== Records supplied ==

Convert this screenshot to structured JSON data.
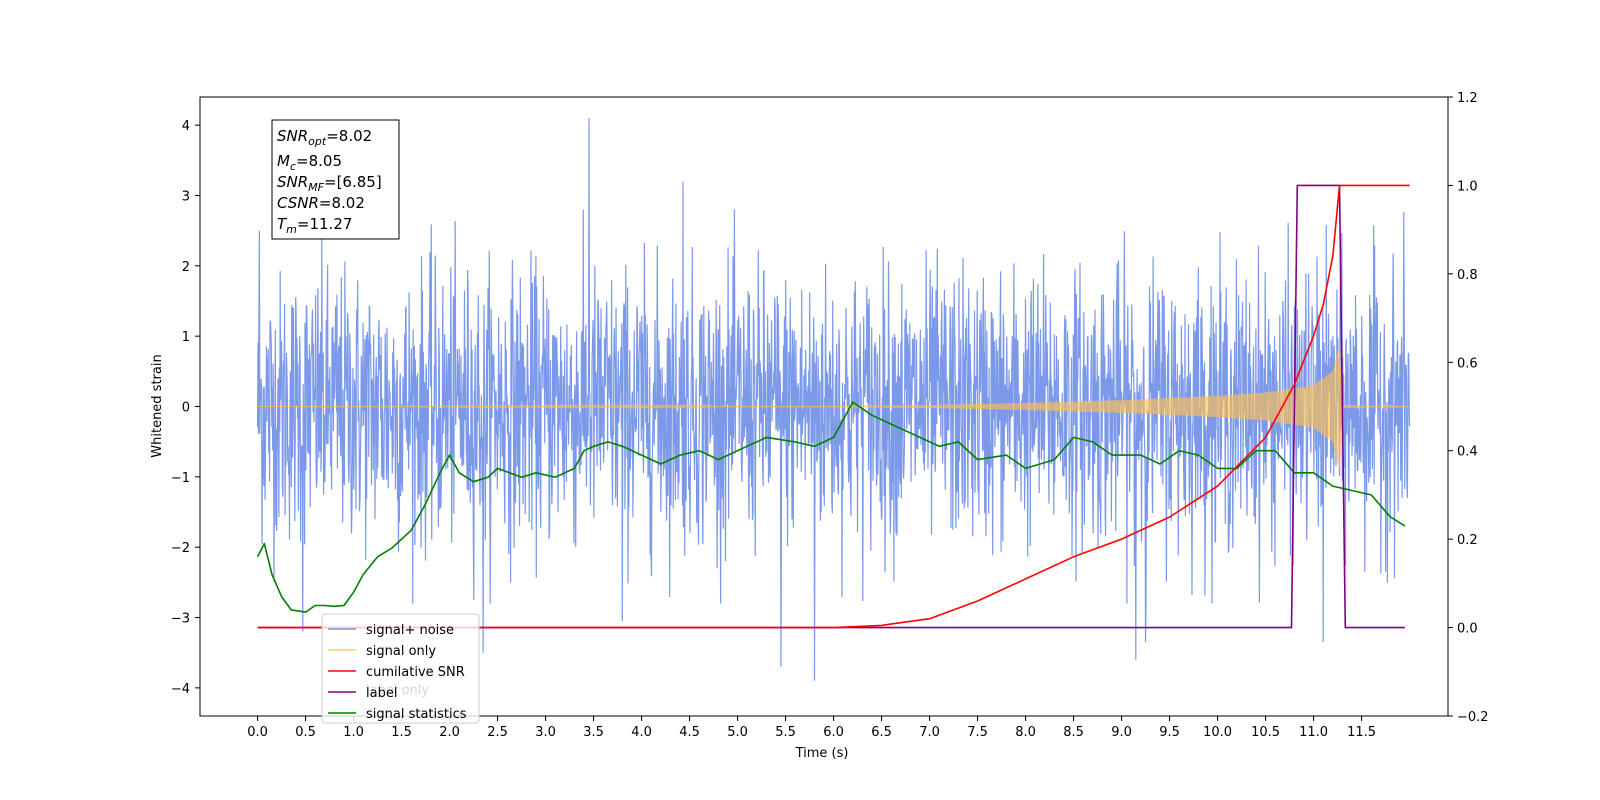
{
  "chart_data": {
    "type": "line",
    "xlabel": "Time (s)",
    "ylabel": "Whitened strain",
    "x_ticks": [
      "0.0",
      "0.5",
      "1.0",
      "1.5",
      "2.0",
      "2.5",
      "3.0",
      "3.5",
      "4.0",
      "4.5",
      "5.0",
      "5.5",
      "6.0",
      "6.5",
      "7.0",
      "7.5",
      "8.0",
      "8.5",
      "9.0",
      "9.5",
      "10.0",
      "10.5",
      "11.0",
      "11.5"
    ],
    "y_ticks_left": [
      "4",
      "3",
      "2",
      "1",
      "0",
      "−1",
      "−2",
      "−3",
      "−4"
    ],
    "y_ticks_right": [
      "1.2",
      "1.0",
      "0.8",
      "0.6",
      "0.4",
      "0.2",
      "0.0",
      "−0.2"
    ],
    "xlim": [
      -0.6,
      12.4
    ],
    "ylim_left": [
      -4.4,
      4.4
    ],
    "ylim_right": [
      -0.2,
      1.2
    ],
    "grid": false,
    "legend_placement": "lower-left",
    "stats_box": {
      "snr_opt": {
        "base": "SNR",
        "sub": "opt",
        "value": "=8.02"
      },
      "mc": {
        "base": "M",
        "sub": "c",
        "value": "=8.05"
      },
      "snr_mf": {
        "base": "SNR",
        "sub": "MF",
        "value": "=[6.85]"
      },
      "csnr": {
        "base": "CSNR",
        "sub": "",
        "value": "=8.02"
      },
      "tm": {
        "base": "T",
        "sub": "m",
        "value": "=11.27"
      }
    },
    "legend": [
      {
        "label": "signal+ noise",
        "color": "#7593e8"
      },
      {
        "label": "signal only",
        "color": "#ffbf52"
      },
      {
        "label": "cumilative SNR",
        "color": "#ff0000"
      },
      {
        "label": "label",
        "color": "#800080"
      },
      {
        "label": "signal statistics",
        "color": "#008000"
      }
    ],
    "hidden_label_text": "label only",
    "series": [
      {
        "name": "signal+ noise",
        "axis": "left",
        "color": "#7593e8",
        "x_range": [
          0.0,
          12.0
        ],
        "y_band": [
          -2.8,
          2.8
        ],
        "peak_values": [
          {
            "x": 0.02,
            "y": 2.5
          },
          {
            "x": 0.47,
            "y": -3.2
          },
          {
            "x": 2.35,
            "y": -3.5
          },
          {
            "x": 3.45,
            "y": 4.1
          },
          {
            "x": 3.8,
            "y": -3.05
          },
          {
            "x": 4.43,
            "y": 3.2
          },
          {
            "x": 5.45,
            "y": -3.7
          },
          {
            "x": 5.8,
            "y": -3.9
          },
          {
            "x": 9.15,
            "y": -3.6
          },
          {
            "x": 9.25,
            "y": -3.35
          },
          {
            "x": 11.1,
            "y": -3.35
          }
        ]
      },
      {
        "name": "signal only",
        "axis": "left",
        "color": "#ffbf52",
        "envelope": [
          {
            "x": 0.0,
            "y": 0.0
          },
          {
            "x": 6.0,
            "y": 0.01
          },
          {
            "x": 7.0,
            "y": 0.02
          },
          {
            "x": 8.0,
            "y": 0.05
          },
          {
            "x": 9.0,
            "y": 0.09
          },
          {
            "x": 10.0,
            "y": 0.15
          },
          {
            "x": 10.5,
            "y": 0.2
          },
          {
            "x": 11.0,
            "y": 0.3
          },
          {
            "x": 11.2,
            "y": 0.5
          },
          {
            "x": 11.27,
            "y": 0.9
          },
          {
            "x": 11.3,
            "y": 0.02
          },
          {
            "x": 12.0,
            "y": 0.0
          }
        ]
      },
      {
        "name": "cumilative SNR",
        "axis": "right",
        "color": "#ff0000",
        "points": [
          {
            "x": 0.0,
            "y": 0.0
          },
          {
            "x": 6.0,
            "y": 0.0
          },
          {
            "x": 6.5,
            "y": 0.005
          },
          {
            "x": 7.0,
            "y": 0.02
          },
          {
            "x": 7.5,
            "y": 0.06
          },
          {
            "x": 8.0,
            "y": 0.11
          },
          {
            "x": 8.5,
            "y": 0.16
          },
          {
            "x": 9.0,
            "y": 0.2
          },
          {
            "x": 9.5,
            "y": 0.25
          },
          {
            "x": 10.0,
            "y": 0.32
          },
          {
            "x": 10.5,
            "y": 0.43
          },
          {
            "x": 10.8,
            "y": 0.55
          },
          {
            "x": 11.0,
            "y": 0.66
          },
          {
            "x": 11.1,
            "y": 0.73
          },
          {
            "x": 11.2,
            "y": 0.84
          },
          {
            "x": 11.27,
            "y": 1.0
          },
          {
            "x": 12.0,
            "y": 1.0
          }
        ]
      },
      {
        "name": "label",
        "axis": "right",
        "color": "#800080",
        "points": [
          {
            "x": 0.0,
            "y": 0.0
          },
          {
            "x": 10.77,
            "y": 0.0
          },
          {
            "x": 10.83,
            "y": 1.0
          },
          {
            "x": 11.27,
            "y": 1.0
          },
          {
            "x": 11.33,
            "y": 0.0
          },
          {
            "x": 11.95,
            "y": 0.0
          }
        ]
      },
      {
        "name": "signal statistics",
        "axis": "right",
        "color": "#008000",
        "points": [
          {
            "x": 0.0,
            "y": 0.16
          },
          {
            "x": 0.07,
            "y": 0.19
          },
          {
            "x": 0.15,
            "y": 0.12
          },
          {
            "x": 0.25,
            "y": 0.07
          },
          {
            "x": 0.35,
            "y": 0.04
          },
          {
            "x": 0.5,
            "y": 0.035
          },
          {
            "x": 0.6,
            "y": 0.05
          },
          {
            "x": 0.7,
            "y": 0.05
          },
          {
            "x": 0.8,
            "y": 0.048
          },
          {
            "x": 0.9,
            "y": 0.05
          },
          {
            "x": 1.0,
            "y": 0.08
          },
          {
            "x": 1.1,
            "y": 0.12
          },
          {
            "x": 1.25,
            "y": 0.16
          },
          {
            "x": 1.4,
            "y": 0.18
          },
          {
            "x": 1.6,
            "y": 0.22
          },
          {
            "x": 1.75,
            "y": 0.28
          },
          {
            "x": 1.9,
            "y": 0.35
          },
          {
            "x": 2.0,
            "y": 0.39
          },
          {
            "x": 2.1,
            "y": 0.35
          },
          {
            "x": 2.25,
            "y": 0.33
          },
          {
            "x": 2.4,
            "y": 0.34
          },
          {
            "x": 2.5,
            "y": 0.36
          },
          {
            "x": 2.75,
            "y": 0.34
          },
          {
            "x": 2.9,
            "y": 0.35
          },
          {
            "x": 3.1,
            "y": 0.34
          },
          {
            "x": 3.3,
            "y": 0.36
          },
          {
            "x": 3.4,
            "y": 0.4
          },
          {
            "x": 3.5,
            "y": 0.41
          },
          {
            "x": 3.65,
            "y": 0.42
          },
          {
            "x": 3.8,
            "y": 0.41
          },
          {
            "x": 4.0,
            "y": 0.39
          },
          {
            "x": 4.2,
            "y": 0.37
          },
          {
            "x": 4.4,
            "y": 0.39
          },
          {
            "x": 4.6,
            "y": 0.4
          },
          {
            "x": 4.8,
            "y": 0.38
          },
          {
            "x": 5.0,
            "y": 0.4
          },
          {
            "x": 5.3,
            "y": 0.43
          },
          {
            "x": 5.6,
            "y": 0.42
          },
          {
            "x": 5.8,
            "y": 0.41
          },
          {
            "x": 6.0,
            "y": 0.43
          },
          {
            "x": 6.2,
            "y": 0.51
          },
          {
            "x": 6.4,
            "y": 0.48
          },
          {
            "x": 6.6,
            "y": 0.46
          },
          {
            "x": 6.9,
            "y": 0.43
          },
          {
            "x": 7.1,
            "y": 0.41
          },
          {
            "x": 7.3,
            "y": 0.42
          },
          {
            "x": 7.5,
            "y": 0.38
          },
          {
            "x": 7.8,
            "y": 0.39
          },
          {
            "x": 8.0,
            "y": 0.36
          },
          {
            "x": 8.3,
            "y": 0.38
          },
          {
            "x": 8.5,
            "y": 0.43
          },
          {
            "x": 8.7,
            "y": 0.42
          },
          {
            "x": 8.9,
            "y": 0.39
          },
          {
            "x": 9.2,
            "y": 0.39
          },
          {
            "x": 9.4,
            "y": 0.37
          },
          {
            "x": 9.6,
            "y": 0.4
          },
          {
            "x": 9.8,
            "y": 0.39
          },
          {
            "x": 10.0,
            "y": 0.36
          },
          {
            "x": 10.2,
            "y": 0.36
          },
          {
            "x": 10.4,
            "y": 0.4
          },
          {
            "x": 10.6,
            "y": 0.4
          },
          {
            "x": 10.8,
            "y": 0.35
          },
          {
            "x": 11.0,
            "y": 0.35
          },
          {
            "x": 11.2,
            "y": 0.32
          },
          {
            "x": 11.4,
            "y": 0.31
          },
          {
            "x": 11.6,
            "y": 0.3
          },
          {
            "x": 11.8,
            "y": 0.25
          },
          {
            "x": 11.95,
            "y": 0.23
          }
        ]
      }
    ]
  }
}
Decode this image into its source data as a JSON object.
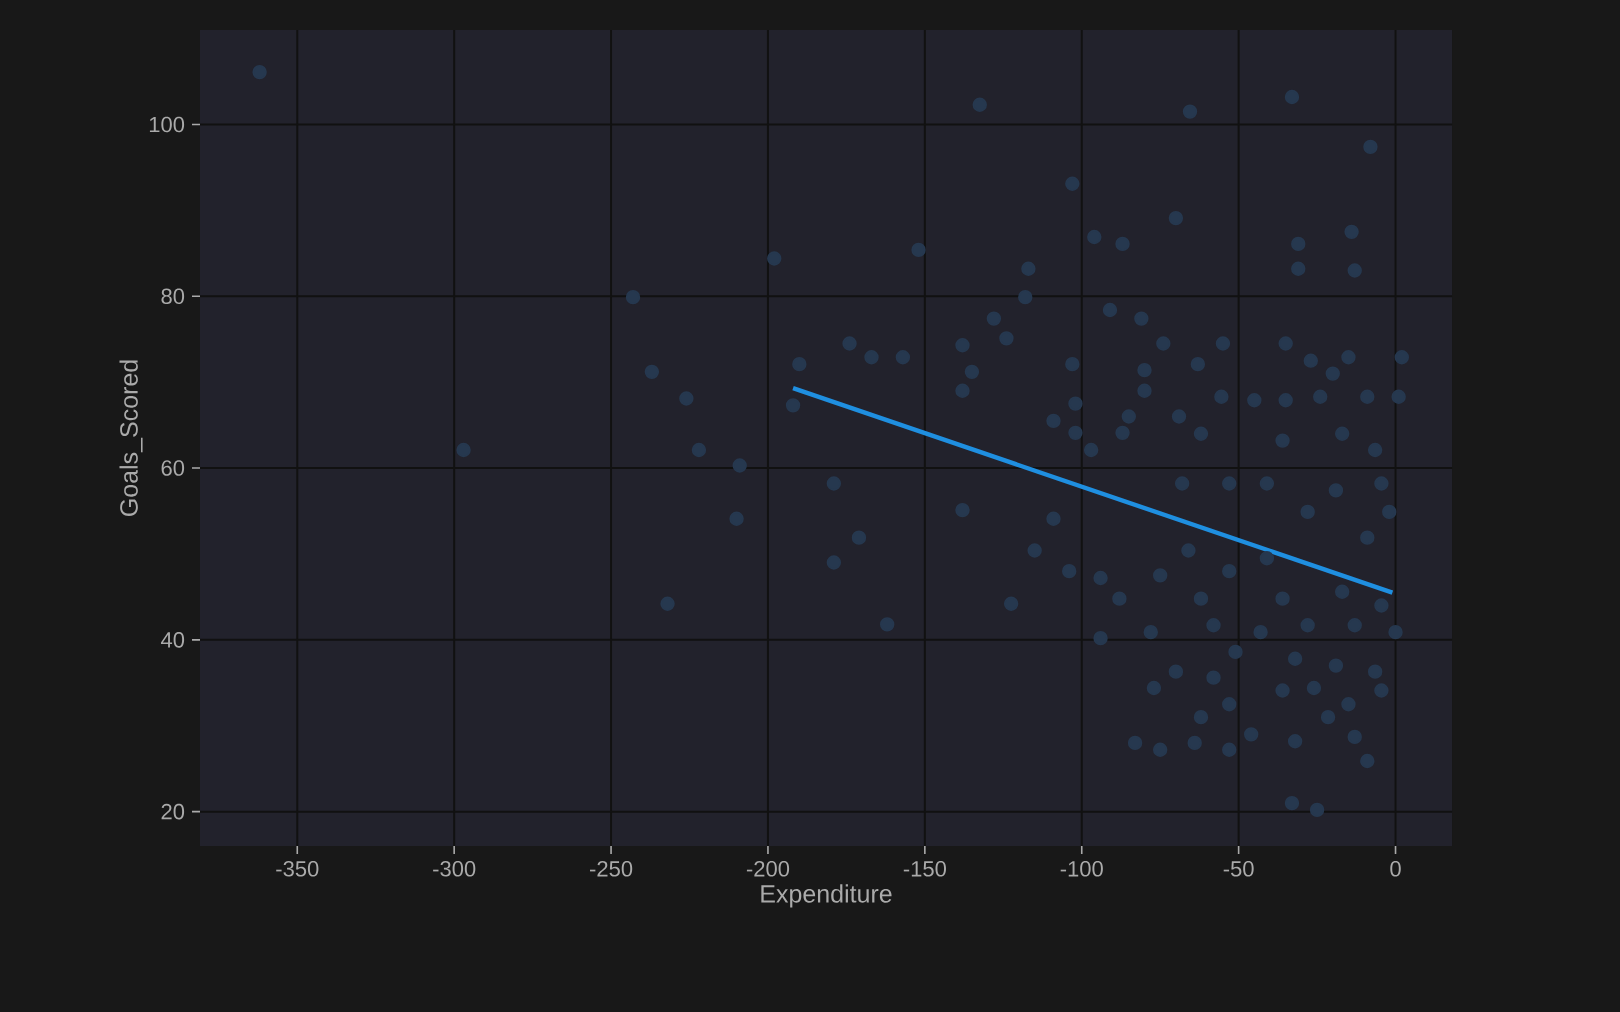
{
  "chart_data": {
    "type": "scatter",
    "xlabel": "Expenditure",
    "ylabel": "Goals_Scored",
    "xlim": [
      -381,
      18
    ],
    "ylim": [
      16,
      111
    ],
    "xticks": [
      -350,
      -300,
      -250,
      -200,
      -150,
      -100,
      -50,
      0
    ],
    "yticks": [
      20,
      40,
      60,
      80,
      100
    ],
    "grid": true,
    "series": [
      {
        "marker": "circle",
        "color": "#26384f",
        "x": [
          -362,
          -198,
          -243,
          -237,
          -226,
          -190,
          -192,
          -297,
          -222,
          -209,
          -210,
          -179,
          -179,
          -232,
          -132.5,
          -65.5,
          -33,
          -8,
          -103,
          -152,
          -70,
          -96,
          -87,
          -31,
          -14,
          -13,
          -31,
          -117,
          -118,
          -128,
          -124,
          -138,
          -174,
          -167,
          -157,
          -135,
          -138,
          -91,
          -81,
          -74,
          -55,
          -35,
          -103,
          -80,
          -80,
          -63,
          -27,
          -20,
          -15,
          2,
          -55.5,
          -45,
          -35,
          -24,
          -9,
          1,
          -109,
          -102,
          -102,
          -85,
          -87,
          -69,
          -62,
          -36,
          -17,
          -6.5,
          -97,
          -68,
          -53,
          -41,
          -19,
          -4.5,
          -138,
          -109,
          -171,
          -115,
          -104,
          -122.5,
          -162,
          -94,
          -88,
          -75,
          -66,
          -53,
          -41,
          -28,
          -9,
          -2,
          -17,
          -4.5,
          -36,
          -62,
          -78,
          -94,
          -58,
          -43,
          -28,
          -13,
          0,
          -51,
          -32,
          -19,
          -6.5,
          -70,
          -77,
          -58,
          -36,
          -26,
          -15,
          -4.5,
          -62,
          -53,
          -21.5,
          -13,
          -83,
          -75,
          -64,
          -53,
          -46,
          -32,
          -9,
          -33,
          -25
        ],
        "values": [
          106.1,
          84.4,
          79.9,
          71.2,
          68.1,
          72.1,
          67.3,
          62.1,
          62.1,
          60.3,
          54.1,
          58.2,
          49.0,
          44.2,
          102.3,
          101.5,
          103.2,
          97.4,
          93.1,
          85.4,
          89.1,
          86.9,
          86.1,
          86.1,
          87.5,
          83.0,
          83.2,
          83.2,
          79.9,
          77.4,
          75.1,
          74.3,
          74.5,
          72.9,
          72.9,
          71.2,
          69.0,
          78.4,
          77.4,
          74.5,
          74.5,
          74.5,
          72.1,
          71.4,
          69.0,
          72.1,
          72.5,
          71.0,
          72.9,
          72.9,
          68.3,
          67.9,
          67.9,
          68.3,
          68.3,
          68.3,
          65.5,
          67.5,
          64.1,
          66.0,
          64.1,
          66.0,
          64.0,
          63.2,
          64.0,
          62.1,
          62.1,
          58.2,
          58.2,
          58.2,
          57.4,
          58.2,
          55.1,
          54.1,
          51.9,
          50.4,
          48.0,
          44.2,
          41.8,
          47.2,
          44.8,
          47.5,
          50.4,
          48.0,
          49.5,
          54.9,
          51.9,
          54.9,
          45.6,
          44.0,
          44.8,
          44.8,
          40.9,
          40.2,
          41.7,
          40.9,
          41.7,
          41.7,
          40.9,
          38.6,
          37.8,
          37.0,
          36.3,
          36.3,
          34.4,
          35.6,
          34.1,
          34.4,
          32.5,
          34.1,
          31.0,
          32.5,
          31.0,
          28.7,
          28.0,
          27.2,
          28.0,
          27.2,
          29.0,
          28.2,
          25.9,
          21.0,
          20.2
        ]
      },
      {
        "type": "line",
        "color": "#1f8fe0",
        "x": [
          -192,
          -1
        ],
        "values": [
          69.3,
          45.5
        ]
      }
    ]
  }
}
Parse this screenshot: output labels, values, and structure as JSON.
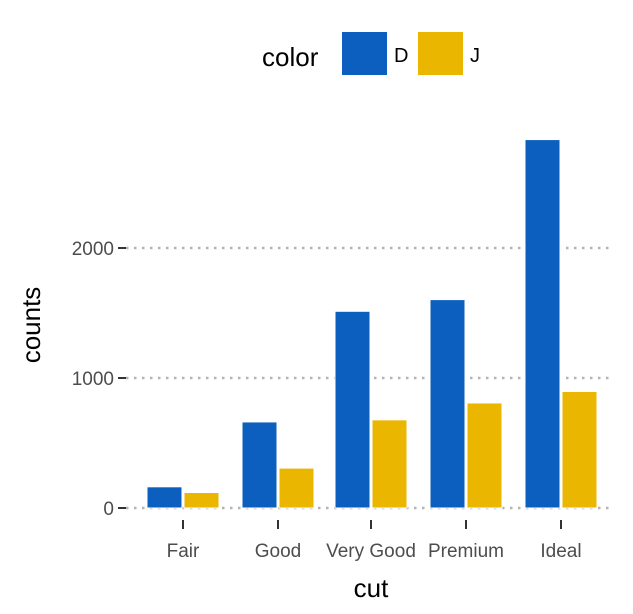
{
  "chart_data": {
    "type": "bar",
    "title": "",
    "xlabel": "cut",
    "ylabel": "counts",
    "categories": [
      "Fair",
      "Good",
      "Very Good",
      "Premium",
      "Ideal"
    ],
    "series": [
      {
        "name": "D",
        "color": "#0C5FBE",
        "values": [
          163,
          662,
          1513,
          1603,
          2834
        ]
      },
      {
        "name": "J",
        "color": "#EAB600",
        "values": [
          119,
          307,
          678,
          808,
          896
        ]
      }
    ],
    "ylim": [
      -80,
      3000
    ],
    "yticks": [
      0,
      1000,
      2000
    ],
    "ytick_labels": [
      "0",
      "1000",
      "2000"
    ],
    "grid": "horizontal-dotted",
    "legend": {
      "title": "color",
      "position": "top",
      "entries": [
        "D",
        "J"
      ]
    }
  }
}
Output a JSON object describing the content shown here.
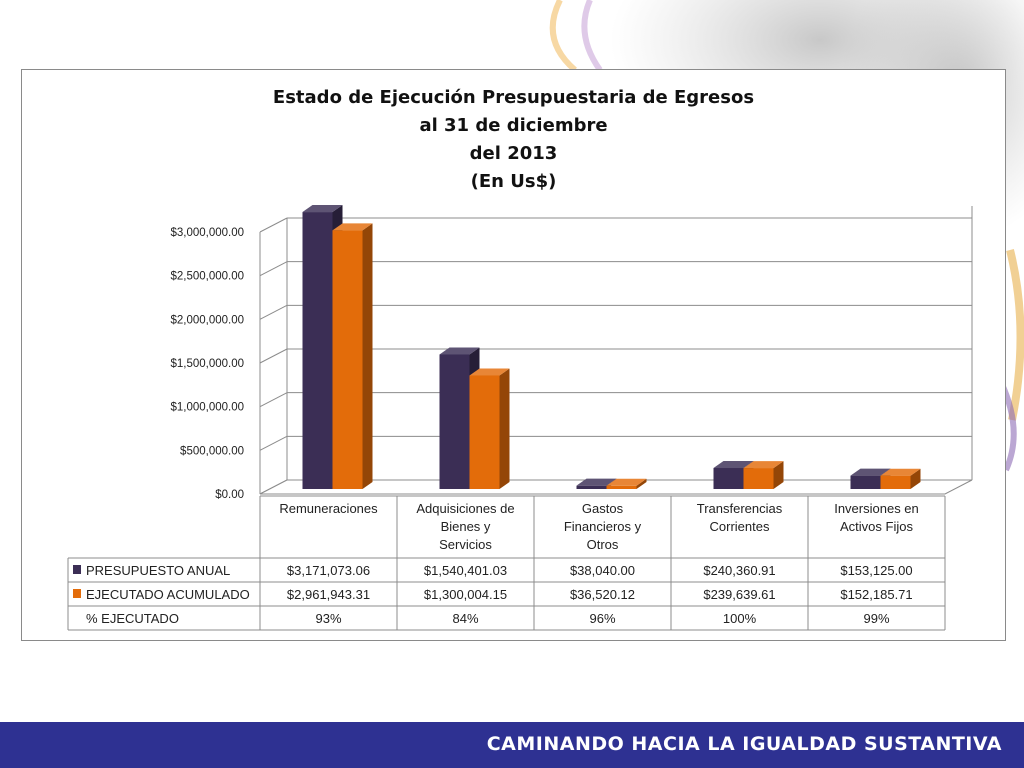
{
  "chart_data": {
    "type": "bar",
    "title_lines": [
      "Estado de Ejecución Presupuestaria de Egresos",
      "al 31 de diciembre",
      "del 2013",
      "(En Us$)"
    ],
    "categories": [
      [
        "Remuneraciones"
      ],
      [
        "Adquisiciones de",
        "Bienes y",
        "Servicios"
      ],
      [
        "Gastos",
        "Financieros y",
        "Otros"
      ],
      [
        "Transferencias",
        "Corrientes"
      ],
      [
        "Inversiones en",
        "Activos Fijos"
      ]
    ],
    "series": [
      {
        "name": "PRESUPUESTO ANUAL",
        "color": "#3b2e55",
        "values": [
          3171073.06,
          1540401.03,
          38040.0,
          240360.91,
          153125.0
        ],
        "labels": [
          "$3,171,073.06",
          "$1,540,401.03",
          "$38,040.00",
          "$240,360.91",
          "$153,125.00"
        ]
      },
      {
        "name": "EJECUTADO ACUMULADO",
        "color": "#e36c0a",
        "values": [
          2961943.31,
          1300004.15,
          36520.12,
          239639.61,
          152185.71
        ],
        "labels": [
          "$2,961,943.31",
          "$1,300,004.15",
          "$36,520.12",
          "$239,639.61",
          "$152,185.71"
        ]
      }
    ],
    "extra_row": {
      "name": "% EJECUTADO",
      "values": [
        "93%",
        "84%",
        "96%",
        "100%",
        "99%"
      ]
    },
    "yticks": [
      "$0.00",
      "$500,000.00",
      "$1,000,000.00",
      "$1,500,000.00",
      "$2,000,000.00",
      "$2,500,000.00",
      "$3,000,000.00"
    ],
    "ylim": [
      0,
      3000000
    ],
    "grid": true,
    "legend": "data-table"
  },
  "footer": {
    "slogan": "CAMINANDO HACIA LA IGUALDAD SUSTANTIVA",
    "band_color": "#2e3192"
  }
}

===

* **Required task**
Search the data for "noise" and list every line in which it occurs.

* **Answer to this exercise**
        "label": "signal+ noise",
        "name": "signal+ noise",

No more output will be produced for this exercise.